▶ **Short task**: Can you format the rows below as a numbered list, starting at the very first row and ending at the row that contains "menu-tools[interactable]: 工具 [519,0,545,19]", with both of those included, blank lines left out, and no other rows?

▶ **Records for the exercise**:

·····

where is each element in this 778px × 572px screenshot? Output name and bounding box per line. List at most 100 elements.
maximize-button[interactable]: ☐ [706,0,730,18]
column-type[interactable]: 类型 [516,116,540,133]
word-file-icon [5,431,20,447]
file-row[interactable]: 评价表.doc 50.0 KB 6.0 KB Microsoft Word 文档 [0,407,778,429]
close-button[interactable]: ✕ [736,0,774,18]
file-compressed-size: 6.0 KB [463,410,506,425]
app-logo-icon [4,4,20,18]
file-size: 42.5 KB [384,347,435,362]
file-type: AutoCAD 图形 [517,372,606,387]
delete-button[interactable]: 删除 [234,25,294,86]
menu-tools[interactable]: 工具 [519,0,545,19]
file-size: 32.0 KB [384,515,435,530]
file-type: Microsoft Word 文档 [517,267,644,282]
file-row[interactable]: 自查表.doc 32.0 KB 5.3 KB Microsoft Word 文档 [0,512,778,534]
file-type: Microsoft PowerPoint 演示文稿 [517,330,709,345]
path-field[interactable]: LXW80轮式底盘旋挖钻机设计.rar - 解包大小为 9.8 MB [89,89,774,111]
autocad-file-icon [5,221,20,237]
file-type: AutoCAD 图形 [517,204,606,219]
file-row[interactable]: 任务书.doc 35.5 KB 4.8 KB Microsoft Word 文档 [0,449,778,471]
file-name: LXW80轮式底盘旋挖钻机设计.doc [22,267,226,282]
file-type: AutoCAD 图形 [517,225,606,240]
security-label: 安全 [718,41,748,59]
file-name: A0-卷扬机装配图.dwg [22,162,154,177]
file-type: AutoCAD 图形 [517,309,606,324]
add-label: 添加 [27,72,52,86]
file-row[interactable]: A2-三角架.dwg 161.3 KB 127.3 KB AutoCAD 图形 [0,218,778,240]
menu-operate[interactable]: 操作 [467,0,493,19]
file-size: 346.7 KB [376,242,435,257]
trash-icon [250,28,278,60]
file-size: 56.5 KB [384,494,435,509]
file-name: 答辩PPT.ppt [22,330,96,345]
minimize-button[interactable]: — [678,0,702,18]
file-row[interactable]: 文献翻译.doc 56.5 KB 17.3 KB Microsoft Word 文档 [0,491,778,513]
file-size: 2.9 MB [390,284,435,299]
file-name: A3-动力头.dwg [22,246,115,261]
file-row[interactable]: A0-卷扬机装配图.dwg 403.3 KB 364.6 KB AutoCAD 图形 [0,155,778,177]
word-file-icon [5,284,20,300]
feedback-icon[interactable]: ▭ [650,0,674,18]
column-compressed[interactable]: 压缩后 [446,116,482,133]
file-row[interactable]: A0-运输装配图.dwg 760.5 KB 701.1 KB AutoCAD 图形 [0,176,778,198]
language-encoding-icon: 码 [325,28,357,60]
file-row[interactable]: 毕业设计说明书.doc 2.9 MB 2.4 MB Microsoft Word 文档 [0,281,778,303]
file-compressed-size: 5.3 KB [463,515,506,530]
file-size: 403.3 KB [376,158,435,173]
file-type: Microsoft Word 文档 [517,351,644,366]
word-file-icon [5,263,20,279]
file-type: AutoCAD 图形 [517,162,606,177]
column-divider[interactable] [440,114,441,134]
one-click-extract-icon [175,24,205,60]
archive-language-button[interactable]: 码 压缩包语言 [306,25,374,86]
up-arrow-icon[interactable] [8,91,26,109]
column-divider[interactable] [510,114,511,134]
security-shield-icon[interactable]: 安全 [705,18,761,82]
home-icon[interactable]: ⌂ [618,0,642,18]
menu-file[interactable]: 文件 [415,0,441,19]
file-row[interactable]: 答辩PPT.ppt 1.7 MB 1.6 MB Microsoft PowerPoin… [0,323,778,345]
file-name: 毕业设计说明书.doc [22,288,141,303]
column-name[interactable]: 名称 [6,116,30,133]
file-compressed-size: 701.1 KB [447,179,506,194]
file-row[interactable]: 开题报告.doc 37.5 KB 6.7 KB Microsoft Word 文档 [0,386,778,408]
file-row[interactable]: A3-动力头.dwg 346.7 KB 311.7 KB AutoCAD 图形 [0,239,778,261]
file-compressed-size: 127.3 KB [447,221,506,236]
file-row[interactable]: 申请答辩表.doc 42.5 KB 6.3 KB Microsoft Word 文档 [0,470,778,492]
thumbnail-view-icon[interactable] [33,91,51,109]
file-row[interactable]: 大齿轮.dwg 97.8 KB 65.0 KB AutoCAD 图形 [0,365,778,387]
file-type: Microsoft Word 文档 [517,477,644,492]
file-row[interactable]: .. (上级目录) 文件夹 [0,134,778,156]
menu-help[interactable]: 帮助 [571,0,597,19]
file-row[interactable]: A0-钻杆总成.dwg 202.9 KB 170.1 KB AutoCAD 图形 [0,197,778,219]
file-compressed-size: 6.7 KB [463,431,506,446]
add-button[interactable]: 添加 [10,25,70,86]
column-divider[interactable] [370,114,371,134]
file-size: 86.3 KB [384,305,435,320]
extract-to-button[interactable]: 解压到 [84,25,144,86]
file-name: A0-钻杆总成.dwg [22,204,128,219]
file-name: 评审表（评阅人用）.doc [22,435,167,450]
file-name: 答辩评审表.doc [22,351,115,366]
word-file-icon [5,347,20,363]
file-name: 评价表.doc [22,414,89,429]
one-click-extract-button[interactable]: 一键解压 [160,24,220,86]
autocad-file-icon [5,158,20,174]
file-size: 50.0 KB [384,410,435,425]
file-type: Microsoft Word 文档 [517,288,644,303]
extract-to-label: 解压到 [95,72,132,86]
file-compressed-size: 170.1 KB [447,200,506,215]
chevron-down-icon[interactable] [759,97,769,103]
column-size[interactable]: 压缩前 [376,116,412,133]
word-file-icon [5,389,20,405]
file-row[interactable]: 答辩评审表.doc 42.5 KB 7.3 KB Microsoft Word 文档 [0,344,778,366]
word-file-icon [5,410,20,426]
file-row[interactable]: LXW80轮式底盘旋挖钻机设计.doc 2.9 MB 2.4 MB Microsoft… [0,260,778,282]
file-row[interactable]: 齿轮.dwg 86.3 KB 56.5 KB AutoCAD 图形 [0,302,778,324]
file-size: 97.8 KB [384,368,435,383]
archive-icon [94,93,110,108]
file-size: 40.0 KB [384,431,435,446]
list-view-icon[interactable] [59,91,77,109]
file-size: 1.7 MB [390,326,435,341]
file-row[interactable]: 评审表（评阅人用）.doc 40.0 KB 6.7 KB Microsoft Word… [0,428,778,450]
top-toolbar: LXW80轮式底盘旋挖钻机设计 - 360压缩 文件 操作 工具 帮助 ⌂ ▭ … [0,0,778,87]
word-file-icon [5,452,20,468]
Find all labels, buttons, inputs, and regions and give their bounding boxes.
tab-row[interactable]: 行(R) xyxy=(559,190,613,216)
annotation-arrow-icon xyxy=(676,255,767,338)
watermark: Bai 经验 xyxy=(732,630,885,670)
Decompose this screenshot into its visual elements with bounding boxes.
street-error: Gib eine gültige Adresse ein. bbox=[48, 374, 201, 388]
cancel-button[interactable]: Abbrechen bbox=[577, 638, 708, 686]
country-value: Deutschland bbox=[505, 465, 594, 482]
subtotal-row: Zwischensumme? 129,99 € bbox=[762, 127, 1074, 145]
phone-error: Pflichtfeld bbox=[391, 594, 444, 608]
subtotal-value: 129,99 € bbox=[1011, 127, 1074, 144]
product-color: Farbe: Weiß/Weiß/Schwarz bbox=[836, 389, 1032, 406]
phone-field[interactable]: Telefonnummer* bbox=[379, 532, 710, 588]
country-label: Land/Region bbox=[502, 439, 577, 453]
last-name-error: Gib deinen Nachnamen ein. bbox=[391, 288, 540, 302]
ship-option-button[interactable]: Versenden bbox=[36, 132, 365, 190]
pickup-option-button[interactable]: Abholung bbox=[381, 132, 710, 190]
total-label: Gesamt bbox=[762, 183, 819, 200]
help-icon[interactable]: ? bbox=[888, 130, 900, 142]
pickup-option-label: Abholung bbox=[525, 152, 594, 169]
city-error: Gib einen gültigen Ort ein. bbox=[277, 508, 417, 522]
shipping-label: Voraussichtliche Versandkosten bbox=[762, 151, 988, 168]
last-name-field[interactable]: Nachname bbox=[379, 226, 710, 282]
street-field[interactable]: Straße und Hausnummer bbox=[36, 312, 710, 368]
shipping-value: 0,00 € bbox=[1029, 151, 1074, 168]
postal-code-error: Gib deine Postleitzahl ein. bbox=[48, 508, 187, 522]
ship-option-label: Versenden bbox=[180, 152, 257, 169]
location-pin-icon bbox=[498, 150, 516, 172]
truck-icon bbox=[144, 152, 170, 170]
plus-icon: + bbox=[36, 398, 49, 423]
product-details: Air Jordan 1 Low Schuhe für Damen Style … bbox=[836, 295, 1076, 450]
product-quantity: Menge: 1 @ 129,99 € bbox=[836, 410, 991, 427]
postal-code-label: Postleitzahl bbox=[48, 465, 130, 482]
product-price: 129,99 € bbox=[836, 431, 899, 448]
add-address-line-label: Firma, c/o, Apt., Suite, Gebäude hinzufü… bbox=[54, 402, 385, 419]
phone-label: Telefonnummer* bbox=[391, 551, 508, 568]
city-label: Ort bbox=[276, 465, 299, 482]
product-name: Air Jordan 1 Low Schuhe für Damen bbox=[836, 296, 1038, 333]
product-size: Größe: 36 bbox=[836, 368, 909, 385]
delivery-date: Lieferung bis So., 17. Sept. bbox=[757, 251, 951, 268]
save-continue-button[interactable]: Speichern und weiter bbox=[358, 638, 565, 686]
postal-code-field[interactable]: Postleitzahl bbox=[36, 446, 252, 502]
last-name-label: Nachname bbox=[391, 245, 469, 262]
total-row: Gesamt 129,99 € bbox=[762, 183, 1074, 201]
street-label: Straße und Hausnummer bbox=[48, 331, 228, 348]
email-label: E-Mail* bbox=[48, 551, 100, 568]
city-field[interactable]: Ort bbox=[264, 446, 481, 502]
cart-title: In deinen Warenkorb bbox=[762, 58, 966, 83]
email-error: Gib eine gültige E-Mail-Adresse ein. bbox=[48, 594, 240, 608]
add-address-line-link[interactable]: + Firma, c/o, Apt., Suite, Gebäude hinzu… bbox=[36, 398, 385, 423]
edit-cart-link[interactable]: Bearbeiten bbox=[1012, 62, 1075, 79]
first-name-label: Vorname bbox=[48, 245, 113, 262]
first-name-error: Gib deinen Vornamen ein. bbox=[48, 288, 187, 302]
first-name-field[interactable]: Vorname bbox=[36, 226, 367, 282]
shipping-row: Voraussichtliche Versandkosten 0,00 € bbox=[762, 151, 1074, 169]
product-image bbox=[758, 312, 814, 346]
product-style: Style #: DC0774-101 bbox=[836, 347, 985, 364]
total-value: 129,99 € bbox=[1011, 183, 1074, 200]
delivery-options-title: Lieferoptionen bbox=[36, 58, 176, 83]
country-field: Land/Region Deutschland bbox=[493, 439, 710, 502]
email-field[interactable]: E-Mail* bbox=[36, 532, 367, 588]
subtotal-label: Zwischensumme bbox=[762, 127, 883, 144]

·····

▶ **Exercise answer**:
1. where is each element in this 778px × 572px screenshot? Output name and bounding box per line. List at most 100 elements.
2. maximize-button[interactable]: ☐ [706,0,730,18]
3. column-type[interactable]: 类型 [516,116,540,133]
4. word-file-icon [5,431,20,447]
5. file-row[interactable]: 评价表.doc 50.0 KB 6.0 KB Microsoft Word 文档 [0,407,778,429]
6. close-button[interactable]: ✕ [736,0,774,18]
7. file-compressed-size: 6.0 KB [463,410,506,425]
8. app-logo-icon [4,4,20,18]
9. file-size: 42.5 KB [384,347,435,362]
10. file-type: AutoCAD 图形 [517,372,606,387]
11. delete-button[interactable]: 删除 [234,25,294,86]
12. menu-tools[interactable]: 工具 [519,0,545,19]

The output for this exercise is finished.